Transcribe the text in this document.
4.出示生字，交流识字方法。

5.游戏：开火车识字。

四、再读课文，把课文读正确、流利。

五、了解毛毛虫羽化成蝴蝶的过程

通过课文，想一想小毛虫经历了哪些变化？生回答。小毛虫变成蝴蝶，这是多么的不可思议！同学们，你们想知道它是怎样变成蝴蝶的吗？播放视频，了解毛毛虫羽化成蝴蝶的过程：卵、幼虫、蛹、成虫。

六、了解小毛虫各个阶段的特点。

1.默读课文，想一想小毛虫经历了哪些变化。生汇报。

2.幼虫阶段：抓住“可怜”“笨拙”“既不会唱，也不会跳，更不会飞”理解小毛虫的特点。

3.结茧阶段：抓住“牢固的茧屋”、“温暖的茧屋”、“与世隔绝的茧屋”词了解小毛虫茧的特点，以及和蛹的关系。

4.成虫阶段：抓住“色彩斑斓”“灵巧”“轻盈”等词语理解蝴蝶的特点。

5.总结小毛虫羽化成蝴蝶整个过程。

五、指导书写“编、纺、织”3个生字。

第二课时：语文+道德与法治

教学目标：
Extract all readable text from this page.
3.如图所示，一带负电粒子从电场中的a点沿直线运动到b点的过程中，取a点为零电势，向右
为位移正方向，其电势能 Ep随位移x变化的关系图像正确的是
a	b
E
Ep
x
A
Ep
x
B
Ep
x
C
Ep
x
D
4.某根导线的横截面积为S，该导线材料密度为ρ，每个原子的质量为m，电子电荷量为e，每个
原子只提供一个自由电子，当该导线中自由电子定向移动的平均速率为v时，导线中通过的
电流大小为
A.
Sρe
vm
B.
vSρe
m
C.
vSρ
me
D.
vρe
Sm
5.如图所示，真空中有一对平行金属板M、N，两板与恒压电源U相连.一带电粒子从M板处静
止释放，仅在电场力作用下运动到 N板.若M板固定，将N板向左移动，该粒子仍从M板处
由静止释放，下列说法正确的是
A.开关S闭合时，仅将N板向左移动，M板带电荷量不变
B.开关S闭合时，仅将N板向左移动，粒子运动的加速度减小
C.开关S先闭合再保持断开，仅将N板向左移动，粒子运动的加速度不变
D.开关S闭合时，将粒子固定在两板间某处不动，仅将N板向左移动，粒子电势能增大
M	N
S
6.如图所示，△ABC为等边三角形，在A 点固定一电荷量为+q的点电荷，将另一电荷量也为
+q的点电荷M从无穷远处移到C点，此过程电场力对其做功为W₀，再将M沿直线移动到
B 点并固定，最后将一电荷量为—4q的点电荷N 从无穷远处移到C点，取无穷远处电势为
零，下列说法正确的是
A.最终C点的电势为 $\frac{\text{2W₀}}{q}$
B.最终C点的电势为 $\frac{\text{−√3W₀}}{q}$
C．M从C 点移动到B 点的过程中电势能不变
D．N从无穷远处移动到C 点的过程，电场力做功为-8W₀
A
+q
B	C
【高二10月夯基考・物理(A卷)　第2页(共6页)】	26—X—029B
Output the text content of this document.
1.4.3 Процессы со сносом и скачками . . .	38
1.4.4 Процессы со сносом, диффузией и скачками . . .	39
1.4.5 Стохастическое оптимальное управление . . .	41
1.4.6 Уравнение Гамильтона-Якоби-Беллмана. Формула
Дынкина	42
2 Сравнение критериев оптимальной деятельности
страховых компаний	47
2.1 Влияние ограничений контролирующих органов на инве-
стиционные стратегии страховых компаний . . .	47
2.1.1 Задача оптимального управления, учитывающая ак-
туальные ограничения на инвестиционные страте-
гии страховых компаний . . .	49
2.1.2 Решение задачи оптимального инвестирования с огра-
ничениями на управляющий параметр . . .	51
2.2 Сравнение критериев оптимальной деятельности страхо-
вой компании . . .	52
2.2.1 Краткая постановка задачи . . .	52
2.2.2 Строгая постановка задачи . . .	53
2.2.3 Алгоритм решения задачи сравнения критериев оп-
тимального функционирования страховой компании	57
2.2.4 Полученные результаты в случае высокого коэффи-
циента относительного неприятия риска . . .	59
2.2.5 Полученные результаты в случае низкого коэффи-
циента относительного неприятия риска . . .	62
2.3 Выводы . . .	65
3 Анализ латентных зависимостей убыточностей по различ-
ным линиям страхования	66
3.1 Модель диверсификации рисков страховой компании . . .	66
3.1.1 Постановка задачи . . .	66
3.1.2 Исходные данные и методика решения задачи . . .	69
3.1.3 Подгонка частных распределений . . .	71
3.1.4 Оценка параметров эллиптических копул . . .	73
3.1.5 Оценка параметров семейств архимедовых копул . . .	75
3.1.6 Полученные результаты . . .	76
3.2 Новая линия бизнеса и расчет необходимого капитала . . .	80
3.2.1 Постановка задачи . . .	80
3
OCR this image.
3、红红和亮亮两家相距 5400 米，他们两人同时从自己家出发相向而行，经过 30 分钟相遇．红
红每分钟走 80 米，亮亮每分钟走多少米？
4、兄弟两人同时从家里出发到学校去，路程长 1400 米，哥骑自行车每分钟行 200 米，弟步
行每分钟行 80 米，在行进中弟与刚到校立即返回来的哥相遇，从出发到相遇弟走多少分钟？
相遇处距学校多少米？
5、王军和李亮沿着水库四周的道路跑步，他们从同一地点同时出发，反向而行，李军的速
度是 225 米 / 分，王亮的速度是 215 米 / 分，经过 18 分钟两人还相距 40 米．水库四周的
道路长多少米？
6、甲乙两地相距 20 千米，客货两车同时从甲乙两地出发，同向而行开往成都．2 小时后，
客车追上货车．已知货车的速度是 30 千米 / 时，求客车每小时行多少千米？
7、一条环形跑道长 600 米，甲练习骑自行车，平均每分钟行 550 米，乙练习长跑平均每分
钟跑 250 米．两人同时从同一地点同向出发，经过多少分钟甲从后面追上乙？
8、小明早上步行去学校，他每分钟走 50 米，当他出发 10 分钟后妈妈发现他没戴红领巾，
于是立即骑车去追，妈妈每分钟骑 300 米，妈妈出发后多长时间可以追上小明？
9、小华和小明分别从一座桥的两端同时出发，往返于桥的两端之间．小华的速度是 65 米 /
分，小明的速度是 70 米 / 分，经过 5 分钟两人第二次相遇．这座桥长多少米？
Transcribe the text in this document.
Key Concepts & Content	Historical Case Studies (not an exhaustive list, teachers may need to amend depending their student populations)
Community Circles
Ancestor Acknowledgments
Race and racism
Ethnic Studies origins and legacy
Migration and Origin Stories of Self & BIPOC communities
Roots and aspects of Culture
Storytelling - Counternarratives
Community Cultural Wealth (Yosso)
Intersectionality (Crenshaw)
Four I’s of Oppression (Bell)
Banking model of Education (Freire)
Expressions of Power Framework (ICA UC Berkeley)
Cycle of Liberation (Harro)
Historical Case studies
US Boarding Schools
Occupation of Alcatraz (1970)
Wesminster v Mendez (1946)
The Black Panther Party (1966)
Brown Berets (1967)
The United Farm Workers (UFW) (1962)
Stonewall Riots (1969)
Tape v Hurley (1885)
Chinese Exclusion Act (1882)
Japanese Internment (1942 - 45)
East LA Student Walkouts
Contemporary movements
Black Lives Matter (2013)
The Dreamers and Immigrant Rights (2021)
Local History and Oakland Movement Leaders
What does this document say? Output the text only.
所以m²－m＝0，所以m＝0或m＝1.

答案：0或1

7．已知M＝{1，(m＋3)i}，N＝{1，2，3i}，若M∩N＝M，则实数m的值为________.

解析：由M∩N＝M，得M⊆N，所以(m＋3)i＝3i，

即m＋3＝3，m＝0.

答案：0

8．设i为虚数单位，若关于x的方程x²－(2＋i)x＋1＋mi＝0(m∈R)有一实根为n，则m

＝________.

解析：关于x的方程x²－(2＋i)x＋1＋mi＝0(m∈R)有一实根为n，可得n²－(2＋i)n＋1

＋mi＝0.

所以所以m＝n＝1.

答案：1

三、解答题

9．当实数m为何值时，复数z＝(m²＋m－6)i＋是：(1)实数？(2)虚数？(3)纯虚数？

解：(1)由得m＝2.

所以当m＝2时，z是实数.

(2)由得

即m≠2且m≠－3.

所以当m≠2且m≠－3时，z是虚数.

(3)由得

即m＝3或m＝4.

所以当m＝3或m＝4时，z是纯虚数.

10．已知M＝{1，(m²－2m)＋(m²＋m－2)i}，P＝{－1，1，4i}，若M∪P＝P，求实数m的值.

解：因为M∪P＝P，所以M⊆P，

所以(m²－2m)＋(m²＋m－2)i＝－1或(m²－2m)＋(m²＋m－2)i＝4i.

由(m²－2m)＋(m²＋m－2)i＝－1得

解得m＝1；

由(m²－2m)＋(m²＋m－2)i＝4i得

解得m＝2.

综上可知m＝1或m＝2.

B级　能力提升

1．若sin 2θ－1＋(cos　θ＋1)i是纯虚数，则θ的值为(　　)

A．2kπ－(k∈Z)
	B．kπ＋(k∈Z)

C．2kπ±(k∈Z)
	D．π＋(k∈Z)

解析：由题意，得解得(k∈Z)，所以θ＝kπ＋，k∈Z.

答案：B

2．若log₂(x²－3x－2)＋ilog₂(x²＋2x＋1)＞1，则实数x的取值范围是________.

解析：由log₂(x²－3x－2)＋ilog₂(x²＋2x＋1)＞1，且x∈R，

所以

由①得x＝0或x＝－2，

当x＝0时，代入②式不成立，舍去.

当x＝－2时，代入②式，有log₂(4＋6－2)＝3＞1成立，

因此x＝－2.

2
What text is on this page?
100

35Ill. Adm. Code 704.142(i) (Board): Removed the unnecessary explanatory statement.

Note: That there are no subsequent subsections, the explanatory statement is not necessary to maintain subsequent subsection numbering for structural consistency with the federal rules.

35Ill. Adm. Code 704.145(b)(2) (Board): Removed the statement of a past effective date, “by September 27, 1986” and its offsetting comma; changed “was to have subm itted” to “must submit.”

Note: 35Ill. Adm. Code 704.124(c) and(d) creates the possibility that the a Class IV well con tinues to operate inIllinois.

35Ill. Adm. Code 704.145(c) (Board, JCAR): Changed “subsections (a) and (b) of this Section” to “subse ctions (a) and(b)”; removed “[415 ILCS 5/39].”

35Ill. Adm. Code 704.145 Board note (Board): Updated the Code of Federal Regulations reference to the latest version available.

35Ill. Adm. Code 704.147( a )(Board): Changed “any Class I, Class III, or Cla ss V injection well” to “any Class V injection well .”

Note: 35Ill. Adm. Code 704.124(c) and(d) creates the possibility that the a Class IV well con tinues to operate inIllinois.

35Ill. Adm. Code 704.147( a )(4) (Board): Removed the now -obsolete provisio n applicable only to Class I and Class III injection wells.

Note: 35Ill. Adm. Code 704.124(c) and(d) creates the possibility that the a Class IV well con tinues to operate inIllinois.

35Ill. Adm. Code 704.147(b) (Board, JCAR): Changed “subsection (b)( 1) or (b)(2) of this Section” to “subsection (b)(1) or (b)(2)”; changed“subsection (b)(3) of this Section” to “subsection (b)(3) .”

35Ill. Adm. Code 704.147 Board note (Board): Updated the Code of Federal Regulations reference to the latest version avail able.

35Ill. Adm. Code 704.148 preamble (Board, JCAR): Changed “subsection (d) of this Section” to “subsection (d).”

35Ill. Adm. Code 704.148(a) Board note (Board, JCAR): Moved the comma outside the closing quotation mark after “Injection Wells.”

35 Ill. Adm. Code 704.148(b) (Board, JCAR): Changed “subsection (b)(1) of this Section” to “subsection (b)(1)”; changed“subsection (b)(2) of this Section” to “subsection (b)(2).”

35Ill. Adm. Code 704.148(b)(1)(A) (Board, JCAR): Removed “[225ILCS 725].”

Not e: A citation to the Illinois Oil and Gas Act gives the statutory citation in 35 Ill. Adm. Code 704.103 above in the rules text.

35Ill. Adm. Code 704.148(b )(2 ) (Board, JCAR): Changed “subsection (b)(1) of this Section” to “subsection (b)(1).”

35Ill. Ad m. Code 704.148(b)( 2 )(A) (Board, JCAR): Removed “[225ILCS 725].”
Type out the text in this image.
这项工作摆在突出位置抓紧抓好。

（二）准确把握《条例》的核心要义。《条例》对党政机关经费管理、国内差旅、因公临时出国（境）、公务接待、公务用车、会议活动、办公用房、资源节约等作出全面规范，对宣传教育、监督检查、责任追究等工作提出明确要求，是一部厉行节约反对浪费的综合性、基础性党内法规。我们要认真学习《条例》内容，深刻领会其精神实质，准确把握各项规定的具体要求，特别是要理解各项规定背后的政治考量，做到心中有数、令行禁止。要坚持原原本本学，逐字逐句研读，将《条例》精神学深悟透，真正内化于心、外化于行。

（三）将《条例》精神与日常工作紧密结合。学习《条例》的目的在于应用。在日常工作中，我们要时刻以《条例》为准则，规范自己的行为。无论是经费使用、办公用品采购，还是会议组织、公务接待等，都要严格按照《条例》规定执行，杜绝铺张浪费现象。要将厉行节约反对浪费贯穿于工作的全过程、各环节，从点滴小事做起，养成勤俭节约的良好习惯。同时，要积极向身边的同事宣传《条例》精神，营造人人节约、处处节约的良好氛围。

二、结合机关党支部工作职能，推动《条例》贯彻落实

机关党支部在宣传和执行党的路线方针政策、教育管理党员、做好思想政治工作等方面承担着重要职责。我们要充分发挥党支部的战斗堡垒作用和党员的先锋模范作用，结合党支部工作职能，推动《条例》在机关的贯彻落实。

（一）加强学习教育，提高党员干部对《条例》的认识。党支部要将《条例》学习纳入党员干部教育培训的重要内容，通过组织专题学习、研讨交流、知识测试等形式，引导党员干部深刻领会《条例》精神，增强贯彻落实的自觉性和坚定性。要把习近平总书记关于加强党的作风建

What you have to do
Select and copy every line of the listing with the word "statement".

Task solution
35Ill. Adm. Code 704.142(i) (Board): Removed the unnecessary explanatory statement.
Note: That there are no subsequent subsections, the explanatory statement is not necessary to maintain subsequent subsection numbering for structural consistency with the federal rules.
35Ill. Adm. Code 704.145(b)(2) (Board): Removed the statement of a past effective date, “by September 27, 1986” and its offsetting comma; changed “was to have subm itted” to “must submit.”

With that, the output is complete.